[Collected data entries]
## BEGIN

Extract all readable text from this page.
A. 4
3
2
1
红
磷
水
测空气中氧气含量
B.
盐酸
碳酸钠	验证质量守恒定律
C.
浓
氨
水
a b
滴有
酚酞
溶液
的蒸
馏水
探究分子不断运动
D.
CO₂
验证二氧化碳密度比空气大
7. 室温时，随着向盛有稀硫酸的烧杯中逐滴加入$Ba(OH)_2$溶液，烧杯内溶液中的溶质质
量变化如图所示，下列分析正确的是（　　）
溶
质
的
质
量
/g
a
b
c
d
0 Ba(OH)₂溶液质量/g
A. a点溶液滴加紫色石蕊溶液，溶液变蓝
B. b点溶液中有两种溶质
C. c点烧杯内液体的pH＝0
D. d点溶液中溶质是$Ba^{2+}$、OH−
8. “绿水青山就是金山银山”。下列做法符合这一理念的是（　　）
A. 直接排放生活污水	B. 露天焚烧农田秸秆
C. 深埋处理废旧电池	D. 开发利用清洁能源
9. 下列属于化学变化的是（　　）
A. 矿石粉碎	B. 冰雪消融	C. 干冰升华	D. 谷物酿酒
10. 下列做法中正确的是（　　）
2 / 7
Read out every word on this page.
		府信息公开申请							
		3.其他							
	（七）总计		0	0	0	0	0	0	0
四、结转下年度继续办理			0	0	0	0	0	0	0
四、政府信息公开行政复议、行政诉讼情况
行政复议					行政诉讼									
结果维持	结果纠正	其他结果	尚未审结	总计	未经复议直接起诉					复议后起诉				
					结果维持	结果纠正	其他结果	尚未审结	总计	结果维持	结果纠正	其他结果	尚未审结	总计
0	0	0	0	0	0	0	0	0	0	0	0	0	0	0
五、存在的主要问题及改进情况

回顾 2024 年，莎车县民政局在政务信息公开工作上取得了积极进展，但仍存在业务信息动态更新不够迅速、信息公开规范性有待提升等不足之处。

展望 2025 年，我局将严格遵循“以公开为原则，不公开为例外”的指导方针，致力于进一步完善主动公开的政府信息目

## END

▶ **Request**: Copy every line in the records above that contains the word "page".

▶ **Output below**:
Extract all readable text from this page.
Read out every word on this page.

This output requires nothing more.